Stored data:
☆ ☆ ☆ ☆ ☆ ☆ ☆
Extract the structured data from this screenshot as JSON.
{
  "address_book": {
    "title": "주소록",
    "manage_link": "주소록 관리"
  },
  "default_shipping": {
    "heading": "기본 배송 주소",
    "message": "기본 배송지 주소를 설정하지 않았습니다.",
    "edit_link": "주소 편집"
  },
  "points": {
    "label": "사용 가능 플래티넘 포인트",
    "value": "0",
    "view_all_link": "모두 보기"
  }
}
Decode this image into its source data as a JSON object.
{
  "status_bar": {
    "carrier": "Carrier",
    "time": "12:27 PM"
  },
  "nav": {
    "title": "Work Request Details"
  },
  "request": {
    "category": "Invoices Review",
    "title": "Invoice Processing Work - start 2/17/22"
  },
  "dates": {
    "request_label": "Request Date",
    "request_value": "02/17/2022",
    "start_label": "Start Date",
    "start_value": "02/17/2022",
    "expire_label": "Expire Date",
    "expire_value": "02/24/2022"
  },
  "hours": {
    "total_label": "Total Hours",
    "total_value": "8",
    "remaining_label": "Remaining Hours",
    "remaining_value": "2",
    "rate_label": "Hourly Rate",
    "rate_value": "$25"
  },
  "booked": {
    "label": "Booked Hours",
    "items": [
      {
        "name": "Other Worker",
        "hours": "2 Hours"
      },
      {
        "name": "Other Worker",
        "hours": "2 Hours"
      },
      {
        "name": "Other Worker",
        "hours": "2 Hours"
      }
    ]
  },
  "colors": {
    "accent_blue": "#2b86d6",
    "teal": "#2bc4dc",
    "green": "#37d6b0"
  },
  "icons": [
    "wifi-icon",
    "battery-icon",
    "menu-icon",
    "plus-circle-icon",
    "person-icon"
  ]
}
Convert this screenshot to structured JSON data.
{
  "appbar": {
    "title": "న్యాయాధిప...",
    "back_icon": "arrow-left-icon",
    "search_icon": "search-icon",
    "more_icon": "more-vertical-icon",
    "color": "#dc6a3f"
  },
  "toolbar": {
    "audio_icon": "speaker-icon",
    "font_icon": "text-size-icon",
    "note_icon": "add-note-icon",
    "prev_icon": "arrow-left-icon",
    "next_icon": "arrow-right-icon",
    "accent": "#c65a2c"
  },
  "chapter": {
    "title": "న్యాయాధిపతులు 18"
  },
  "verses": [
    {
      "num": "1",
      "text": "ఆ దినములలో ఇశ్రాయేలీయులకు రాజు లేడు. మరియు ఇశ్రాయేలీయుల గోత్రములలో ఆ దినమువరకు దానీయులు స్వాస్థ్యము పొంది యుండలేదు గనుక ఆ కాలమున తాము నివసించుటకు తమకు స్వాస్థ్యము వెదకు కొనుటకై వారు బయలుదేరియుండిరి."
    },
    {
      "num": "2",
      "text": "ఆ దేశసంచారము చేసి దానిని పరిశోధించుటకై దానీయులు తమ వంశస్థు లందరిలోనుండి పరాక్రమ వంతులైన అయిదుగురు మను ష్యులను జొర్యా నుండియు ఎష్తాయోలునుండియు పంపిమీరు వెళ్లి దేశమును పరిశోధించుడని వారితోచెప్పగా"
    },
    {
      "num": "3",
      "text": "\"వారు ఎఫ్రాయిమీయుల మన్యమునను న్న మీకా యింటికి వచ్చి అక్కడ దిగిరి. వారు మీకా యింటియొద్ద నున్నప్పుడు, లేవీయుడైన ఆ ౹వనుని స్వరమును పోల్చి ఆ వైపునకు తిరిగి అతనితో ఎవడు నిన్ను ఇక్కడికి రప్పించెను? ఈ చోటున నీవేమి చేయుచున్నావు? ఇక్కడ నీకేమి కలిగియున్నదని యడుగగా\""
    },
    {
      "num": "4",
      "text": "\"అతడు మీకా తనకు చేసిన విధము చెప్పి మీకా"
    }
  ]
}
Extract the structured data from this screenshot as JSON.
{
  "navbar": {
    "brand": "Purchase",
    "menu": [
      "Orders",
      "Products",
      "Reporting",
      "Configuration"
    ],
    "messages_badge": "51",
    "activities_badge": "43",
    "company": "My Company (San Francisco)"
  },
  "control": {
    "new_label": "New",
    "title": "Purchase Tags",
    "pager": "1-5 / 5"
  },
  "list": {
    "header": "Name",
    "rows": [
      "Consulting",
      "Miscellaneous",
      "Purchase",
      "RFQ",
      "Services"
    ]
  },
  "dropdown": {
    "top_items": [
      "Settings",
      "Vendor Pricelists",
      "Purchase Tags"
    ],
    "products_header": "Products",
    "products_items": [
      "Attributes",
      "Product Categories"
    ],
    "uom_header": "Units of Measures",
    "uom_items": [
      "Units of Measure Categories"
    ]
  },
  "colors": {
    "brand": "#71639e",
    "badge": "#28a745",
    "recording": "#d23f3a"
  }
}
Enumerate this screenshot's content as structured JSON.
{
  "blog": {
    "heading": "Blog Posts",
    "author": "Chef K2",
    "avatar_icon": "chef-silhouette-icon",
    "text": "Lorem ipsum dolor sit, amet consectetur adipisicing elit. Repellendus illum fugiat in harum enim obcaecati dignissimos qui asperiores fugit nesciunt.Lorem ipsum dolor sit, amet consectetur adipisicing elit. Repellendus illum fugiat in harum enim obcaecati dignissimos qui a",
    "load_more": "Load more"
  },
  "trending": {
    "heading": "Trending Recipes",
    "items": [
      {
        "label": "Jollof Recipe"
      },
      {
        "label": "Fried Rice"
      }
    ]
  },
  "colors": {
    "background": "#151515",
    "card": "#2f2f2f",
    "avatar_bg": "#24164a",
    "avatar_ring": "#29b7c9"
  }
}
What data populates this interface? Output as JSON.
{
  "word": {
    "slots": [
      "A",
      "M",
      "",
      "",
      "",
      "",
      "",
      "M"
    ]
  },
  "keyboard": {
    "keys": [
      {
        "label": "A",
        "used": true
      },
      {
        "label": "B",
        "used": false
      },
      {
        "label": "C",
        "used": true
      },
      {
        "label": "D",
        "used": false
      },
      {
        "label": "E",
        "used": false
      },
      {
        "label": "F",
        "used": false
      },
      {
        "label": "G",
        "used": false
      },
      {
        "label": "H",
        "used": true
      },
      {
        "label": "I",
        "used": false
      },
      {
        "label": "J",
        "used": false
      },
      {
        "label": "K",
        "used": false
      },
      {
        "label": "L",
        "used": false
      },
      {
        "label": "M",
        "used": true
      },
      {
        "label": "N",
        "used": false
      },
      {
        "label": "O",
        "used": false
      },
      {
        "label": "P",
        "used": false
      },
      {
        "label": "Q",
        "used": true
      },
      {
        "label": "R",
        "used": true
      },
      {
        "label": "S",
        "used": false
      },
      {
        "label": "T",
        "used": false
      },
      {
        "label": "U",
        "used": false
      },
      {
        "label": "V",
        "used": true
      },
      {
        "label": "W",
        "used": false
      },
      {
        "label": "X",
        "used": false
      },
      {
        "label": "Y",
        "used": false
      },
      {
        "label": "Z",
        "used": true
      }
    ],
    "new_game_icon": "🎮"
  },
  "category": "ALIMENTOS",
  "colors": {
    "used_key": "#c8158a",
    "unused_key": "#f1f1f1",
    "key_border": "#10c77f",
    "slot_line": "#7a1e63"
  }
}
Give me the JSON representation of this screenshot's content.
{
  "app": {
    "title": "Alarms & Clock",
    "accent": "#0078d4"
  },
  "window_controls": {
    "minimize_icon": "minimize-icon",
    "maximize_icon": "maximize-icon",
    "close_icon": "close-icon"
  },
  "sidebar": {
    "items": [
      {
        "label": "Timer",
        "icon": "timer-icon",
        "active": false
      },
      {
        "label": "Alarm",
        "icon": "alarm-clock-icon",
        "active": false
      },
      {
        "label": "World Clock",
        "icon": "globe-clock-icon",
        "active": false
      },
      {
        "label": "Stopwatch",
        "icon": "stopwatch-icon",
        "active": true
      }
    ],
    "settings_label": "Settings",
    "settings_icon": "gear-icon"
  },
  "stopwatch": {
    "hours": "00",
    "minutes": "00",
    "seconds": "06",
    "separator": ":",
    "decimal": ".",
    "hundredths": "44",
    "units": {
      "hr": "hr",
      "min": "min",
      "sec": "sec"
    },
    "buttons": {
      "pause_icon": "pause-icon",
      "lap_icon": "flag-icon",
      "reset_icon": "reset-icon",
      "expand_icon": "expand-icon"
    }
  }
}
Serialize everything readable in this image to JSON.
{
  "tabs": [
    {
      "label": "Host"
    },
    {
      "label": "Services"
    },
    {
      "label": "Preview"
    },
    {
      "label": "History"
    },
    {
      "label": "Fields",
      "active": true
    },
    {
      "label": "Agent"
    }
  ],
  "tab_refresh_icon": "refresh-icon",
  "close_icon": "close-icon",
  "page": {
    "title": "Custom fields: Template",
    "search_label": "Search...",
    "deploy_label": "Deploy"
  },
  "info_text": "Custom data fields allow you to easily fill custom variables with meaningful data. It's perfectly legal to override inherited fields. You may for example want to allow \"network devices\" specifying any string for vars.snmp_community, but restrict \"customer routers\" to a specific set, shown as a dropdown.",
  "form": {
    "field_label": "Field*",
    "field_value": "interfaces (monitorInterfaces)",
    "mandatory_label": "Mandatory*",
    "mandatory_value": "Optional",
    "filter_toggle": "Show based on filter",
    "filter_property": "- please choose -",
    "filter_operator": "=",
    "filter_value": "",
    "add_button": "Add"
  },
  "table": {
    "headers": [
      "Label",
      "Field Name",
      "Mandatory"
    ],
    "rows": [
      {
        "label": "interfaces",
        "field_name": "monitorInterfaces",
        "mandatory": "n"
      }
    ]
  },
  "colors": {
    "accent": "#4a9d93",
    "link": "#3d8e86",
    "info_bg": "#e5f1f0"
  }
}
☆ ☆ ☆ ☆ ☆ ☆ ☆
* _Written exercise_
Scan the records for the string "content". Copy each line in which it appears.

* _Written response_
Enumerate this screenshot's content as structured JSON.
Give me the JSON representation of this screenshot's content.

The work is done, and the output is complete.